Work to do = Skip every picture and transcribe the remaining material exactly.

Data extract =

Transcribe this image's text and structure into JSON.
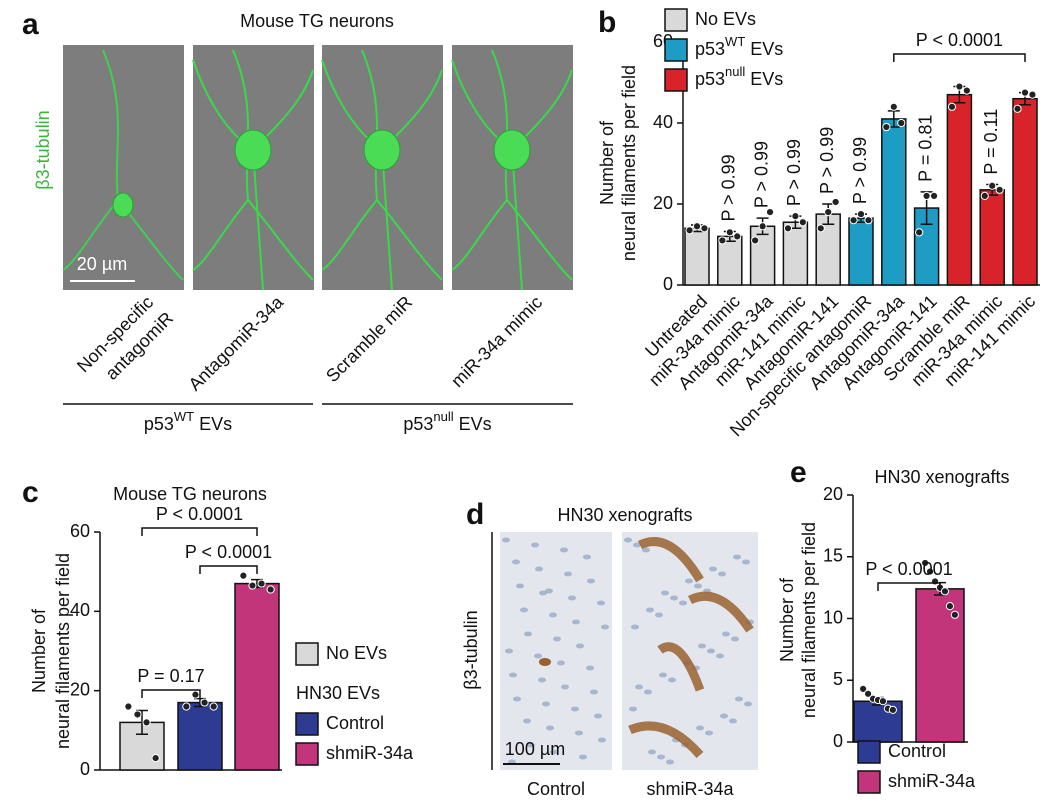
{
  "panel_a": {
    "label": "a",
    "title": "Mouse TG neurons",
    "stain": "β3-tubulin",
    "scale_bar": "20 µm",
    "images": [
      [
        "Non-specific",
        "antagomiR"
      ],
      [
        "AntagomiR-34a"
      ],
      [
        "Scramble miR"
      ],
      [
        "miR-34a mimic"
      ]
    ],
    "groups": [
      [
        "p53",
        "WT",
        " EVs"
      ],
      [
        "p53",
        "null",
        " EVs"
      ]
    ]
  },
  "panel_d": {
    "label": "d",
    "title": "HN30 xenografts",
    "stain": "β3-tubulin",
    "scale_bar": "100 µm",
    "images": [
      "Control",
      "shmiR-34a"
    ]
  },
  "chart_data": [
    {
      "type": "bar",
      "label": "b",
      "ylabel": [
        "Number of",
        "neural filaments per field"
      ],
      "categories": [
        "Untreated",
        "miR-34a mimic",
        "AntagomiR-34a",
        "miR-141 mimic",
        "AntagomiR-141",
        "Non-specific antagomiR",
        "AntagomiR-34a",
        "AntagomiR-141",
        "Scramble miR",
        "miR-34a mimic",
        "miR-141 mimic"
      ],
      "series": [
        {
          "name": "No EVs",
          "color": "#d9d9d9",
          "values": [
            14,
            12,
            14.5,
            15.5,
            17.5,
            null,
            null,
            null,
            null,
            null,
            null
          ],
          "errors": [
            0.8,
            1.2,
            2,
            1.5,
            2.5,
            null,
            null,
            null,
            null,
            null,
            null
          ],
          "points": [
            [
              13.5,
              14.5,
              14
            ],
            [
              11,
              13,
              12
            ],
            [
              11,
              14.5,
              18
            ],
            [
              14,
              17,
              15.5
            ],
            [
              14,
              18,
              20.5
            ],
            null,
            null,
            null,
            null,
            null,
            null
          ]
        },
        {
          "name": [
            "p53",
            "WT",
            " EVs"
          ],
          "color": "#1f9cc4",
          "values": [
            null,
            null,
            null,
            null,
            null,
            16.5,
            41,
            19,
            null,
            null,
            null
          ],
          "errors": [
            null,
            null,
            null,
            null,
            null,
            1,
            2,
            4,
            null,
            null,
            null
          ],
          "points": [
            null,
            null,
            null,
            null,
            null,
            [
              16,
              17.5,
              16
            ],
            [
              39,
              44,
              40
            ],
            [
              13,
              22,
              22
            ],
            null,
            null,
            null
          ]
        },
        {
          "name": [
            "p53",
            "null",
            " EVs"
          ],
          "color": "#d8232a",
          "values": [
            null,
            null,
            null,
            null,
            null,
            null,
            null,
            null,
            47,
            23.5,
            46
          ],
          "errors": [
            null,
            null,
            null,
            null,
            null,
            null,
            null,
            null,
            2,
            1.3,
            1.5
          ],
          "points": [
            null,
            null,
            null,
            null,
            null,
            null,
            null,
            null,
            [
              44,
              49,
              48
            ],
            [
              22,
              24.5,
              23.5
            ],
            [
              43.5,
              47.5,
              47
            ]
          ]
        }
      ],
      "p_labels": [
        null,
        "P > 0.99",
        "P > 0.99",
        "P > 0.99",
        "P > 0.99",
        "P > 0.99",
        null,
        "P = 0.81",
        null,
        "P = 0.11",
        null
      ],
      "brackets": [
        {
          "label": "P < 0.0001"
        }
      ],
      "ylim": [
        0,
        60
      ],
      "yticks": [
        0,
        20,
        40,
        60
      ]
    },
    {
      "type": "bar",
      "label": "c",
      "title": "Mouse TG neurons",
      "ylabel": [
        "Number of",
        "neural filaments per field"
      ],
      "categories": [
        null
      ],
      "series": [
        {
          "name": "No EVs",
          "color": "#d9d9d9",
          "values": [
            12
          ],
          "errors": [
            3
          ],
          "points": [
            [
              16,
              14,
              12,
              3
            ]
          ]
        },
        {
          "name": "Control",
          "color": "#2e3b93",
          "values": [
            17
          ],
          "errors": [
            1
          ],
          "points": [
            [
              16,
              19,
              17,
              16
            ]
          ]
        },
        {
          "name": "shmiR-34a",
          "color": "#c2357b",
          "values": [
            47
          ],
          "errors": [
            1
          ],
          "points": [
            [
              49,
              46.5,
              47,
              45.5
            ]
          ]
        }
      ],
      "legend_heading": "HN30 EVs",
      "brackets": [
        {
          "label": "P = 0.17"
        },
        {
          "label": "P < 0.0001"
        },
        {
          "label": "P < 0.0001"
        }
      ],
      "ylim": [
        0,
        60
      ],
      "yticks": [
        0,
        20,
        40,
        60
      ]
    },
    {
      "type": "bar",
      "label": "e",
      "title": "HN30 xenografts",
      "ylabel": [
        "Number of",
        "neural filaments per field"
      ],
      "categories": [
        null
      ],
      "series": [
        {
          "name": "Control",
          "color": "#2e3b93",
          "values": [
            3.3
          ],
          "errors": [
            0.3
          ],
          "points": [
            [
              4.3,
              3.9,
              3.5,
              3.4,
              3.3,
              2.7,
              2.6
            ]
          ]
        },
        {
          "name": "shmiR-34a",
          "color": "#c2357b",
          "values": [
            12.4
          ],
          "errors": [
            0.5
          ],
          "points": [
            [
              14.5,
              13.8,
              13,
              12.5,
              12.2,
              11,
              10.3
            ]
          ]
        }
      ],
      "brackets": [
        {
          "label": "P < 0.0001"
        }
      ],
      "ylim": [
        0,
        20
      ],
      "yticks": [
        0,
        5,
        10,
        15,
        20
      ]
    }
  ]
}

Solution =
Transcribe this image's text and structure into JSON.
{
  "panel_a": {
    "label": "a",
    "title": "Mouse TG neurons",
    "stain": "β3-tubulin",
    "scale_bar": "20 µm",
    "images": [
      [
        "Non-specific",
        "antagomiR"
      ],
      [
        "AntagomiR-34a"
      ],
      [
        "Scramble miR"
      ],
      [
        "miR-34a mimic"
      ]
    ],
    "groups": [
      [
        "p53",
        "WT",
        " EVs"
      ],
      [
        "p53",
        "null",
        " EVs"
      ]
    ]
  },
  "panel_d": {
    "label": "d",
    "title": "HN30 xenografts",
    "stain": "β3-tubulin",
    "scale_bar": "100 µm",
    "images": [
      "Control",
      "shmiR-34a"
    ]
  },
  "chart_data": [
    {
      "type": "bar",
      "label": "b",
      "ylabel": [
        "Number of",
        "neural filaments per field"
      ],
      "categories": [
        "Untreated",
        "miR-34a mimic",
        "AntagomiR-34a",
        "miR-141 mimic",
        "AntagomiR-141",
        "Non-specific antagomiR",
        "AntagomiR-34a",
        "AntagomiR-141",
        "Scramble miR",
        "miR-34a mimic",
        "miR-141 mimic"
      ],
      "series": [
        {
          "name": "No EVs",
          "color": "#d9d9d9",
          "values": [
            14,
            12,
            14.5,
            15.5,
            17.5,
            null,
            null,
            null,
            null,
            null,
            null
          ],
          "errors": [
            0.8,
            1.2,
            2,
            1.5,
            2.5,
            null,
            null,
            null,
            null,
            null,
            null
          ],
          "points": [
            [
              13.5,
              14.5,
              14
            ],
            [
              11,
              13,
              12
            ],
            [
              11,
              14.5,
              18
            ],
            [
              14,
              17,
              15.5
            ],
            [
              14,
              18,
              20.5
            ],
            null,
            null,
            null,
            null,
            null,
            null
          ]
        },
        {
          "name": [
            "p53",
            "WT",
            " EVs"
          ],
          "color": "#1f9cc4",
          "values": [
            null,
            null,
            null,
            null,
            null,
            16.5,
            41,
            19,
            null,
            null,
            null
          ],
          "errors": [
            null,
            null,
            null,
            null,
            null,
            1,
            2,
            4,
            null,
            null,
            null
          ],
          "points": [
            null,
            null,
            null,
            null,
            null,
            [
              16,
              17.5,
              16
            ],
            [
              39,
              44,
              40
            ],
            [
              13,
              22,
              22
            ],
            null,
            null,
            null
          ]
        },
        {
          "name": [
            "p53",
            "null",
            " EVs"
          ],
          "color": "#d8232a",
          "values": [
            null,
            null,
            null,
            null,
            null,
            null,
            null,
            null,
            47,
            23.5,
            46
          ],
          "errors": [
            null,
            null,
            null,
            null,
            null,
            null,
            null,
            null,
            2,
            1.3,
            1.5
          ],
          "points": [
            null,
            null,
            null,
            null,
            null,
            null,
            null,
            null,
            [
              44,
              49,
              48
            ],
            [
              22,
              24.5,
              23.5
            ],
            [
              43.5,
              47.5,
              47
            ]
          ]
        }
      ],
      "p_labels": [
        null,
        "P > 0.99",
        "P > 0.99",
        "P > 0.99",
        "P > 0.99",
        "P > 0.99",
        null,
        "P = 0.81",
        null,
        "P = 0.11",
        null
      ],
      "brackets": [
        {
          "label": "P < 0.0001"
        }
      ],
      "ylim": [
        0,
        60
      ],
      "yticks": [
        0,
        20,
        40,
        60
      ]
    },
    {
      "type": "bar",
      "label": "c",
      "title": "Mouse TG neurons",
      "ylabel": [
        "Number of",
        "neural filaments per field"
      ],
      "categories": [
        null
      ],
      "series": [
        {
          "name": "No EVs",
          "color": "#d9d9d9",
          "values": [
            12
          ],
          "errors": [
            3
          ],
          "points": [
            [
              16,
              14,
              12,
              3
            ]
          ]
        },
        {
          "name": "Control",
          "color": "#2e3b93",
          "values": [
            17
          ],
          "errors": [
            1
          ],
          "points": [
            [
              16,
              19,
              17,
              16
            ]
          ]
        },
        {
          "name": "shmiR-34a",
          "color": "#c2357b",
          "values": [
            47
          ],
          "errors": [
            1
          ],
          "points": [
            [
              49,
              46.5,
              47,
              45.5
            ]
          ]
        }
      ],
      "legend_heading": "HN30 EVs",
      "brackets": [
        {
          "label": "P = 0.17"
        },
        {
          "label": "P < 0.0001"
        },
        {
          "label": "P < 0.0001"
        }
      ],
      "ylim": [
        0,
        60
      ],
      "yticks": [
        0,
        20,
        40,
        60
      ]
    },
    {
      "type": "bar",
      "label": "e",
      "title": "HN30 xenografts",
      "ylabel": [
        "Number of",
        "neural filaments per field"
      ],
      "categories": [
        null
      ],
      "series": [
        {
          "name": "Control",
          "color": "#2e3b93",
          "values": [
            3.3
          ],
          "errors": [
            0.3
          ],
          "points": [
            [
              4.3,
              3.9,
              3.5,
              3.4,
              3.3,
              2.7,
              2.6
            ]
          ]
        },
        {
          "name": "shmiR-34a",
          "color": "#c2357b",
          "values": [
            12.4
          ],
          "errors": [
            0.5
          ],
          "points": [
            [
              14.5,
              13.8,
              13,
              12.5,
              12.2,
              11,
              10.3
            ]
          ]
        }
      ],
      "brackets": [
        {
          "label": "P < 0.0001"
        }
      ],
      "ylim": [
        0,
        20
      ],
      "yticks": [
        0,
        5,
        10,
        15,
        20
      ]
    }
  ]
}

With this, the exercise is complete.